§ Records for this exercise
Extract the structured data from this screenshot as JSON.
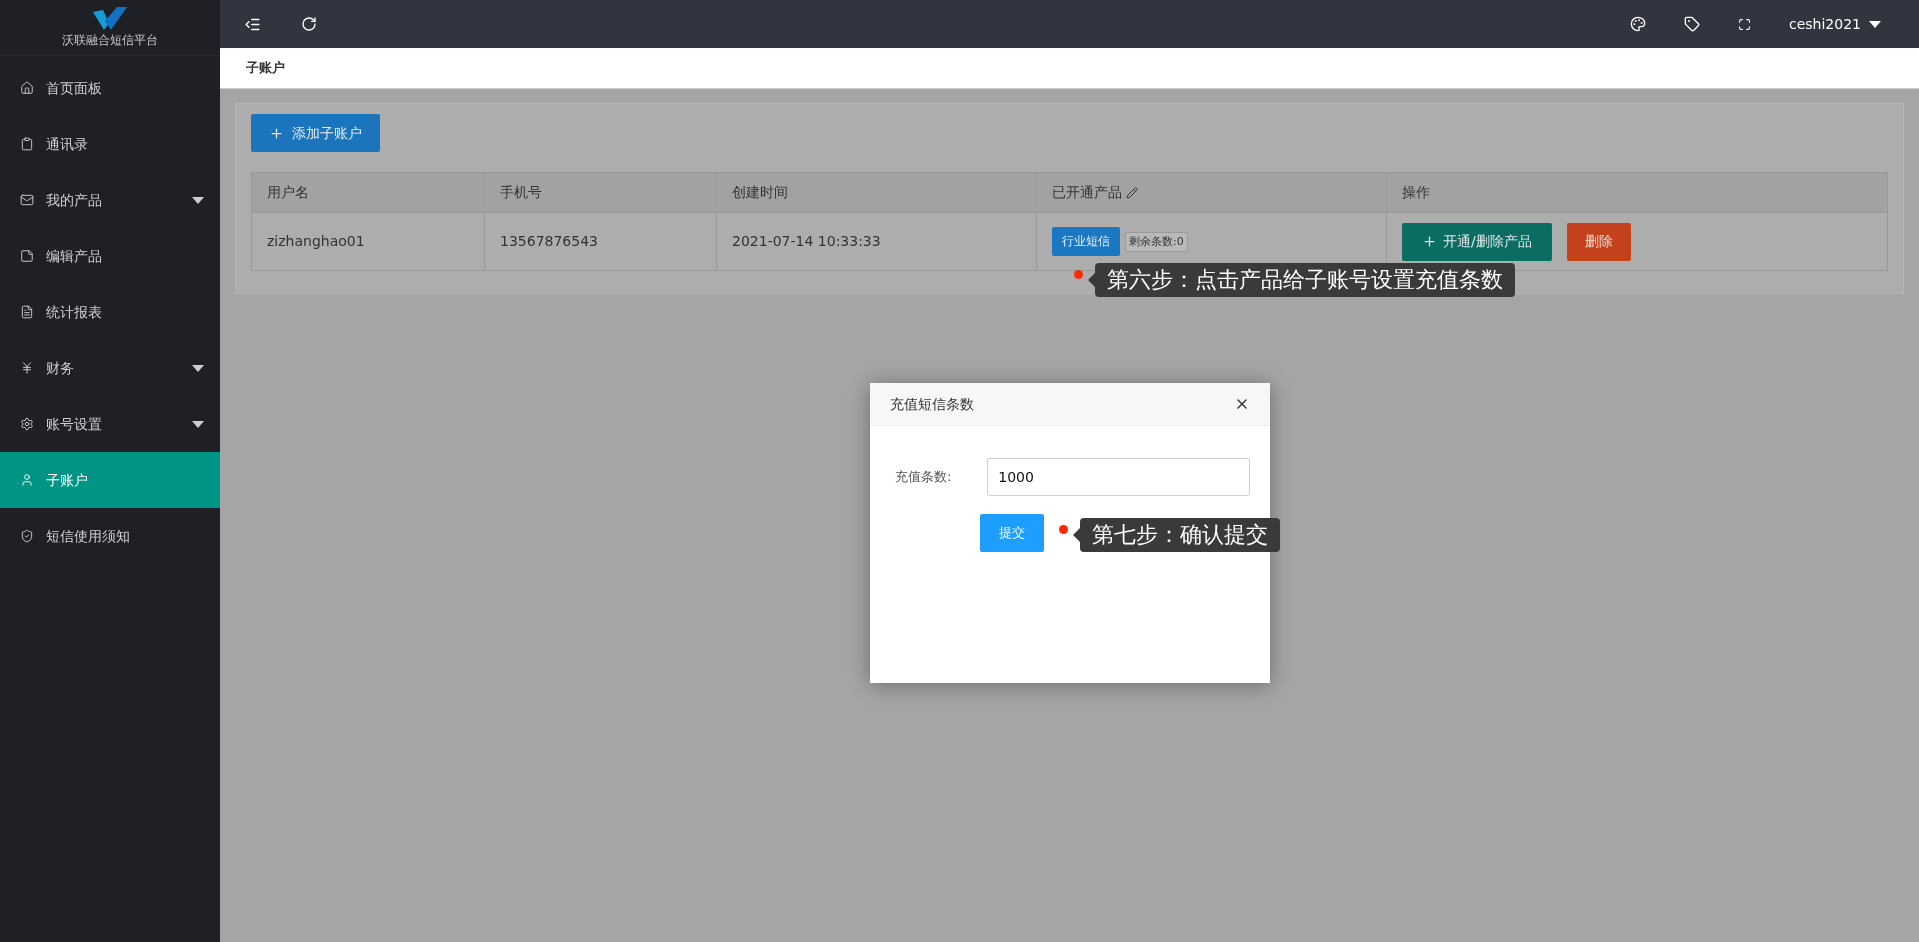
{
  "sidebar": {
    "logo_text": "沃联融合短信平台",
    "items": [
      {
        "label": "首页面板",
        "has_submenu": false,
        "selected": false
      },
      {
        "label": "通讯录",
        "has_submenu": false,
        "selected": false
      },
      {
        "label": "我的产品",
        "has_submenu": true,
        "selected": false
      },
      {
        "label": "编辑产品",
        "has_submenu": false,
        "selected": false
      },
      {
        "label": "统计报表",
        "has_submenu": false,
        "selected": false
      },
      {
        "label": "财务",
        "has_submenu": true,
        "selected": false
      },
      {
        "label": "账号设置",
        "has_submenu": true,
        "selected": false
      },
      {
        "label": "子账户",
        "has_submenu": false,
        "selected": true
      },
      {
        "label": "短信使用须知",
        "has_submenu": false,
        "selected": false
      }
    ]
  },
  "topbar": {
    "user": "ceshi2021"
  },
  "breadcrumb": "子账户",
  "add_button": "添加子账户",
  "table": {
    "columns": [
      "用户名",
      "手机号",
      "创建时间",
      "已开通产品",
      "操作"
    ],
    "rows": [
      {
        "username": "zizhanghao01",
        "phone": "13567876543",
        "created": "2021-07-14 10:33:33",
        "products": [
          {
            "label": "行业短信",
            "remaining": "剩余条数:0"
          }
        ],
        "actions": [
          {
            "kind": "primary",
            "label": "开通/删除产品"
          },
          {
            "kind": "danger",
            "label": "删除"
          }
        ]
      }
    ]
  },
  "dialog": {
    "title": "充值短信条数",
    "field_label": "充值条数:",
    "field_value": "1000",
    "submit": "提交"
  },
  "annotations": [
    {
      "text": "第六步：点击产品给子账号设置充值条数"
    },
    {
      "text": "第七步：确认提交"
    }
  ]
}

§ What the exercise asks
Repeat the entries exactly. Pictures are excluded from the copy.

§ The solution
Extract the structured data from this screenshot as JSON.
{
  "sidebar": {
    "logo_text": "沃联融合短信平台",
    "items": [
      {
        "label": "首页面板",
        "has_submenu": false,
        "selected": false
      },
      {
        "label": "通讯录",
        "has_submenu": false,
        "selected": false
      },
      {
        "label": "我的产品",
        "has_submenu": true,
        "selected": false
      },
      {
        "label": "编辑产品",
        "has_submenu": false,
        "selected": false
      },
      {
        "label": "统计报表",
        "has_submenu": false,
        "selected": false
      },
      {
        "label": "财务",
        "has_submenu": true,
        "selected": false
      },
      {
        "label": "账号设置",
        "has_submenu": true,
        "selected": false
      },
      {
        "label": "子账户",
        "has_submenu": false,
        "selected": true
      },
      {
        "label": "短信使用须知",
        "has_submenu": false,
        "selected": false
      }
    ]
  },
  "topbar": {
    "user": "ceshi2021"
  },
  "breadcrumb": "子账户",
  "add_button": "添加子账户",
  "table": {
    "columns": [
      "用户名",
      "手机号",
      "创建时间",
      "已开通产品",
      "操作"
    ],
    "rows": [
      {
        "username": "zizhanghao01",
        "phone": "13567876543",
        "created": "2021-07-14 10:33:33",
        "products": [
          {
            "label": "行业短信",
            "remaining": "剩余条数:0"
          }
        ],
        "actions": [
          {
            "kind": "primary",
            "label": "开通/删除产品"
          },
          {
            "kind": "danger",
            "label": "删除"
          }
        ]
      }
    ]
  },
  "dialog": {
    "title": "充值短信条数",
    "field_label": "充值条数:",
    "field_value": "1000",
    "submit": "提交"
  },
  "annotations": [
    {
      "text": "第六步：点击产品给子账号设置充值条数"
    },
    {
      "text": "第七步：确认提交"
    }
  ]
}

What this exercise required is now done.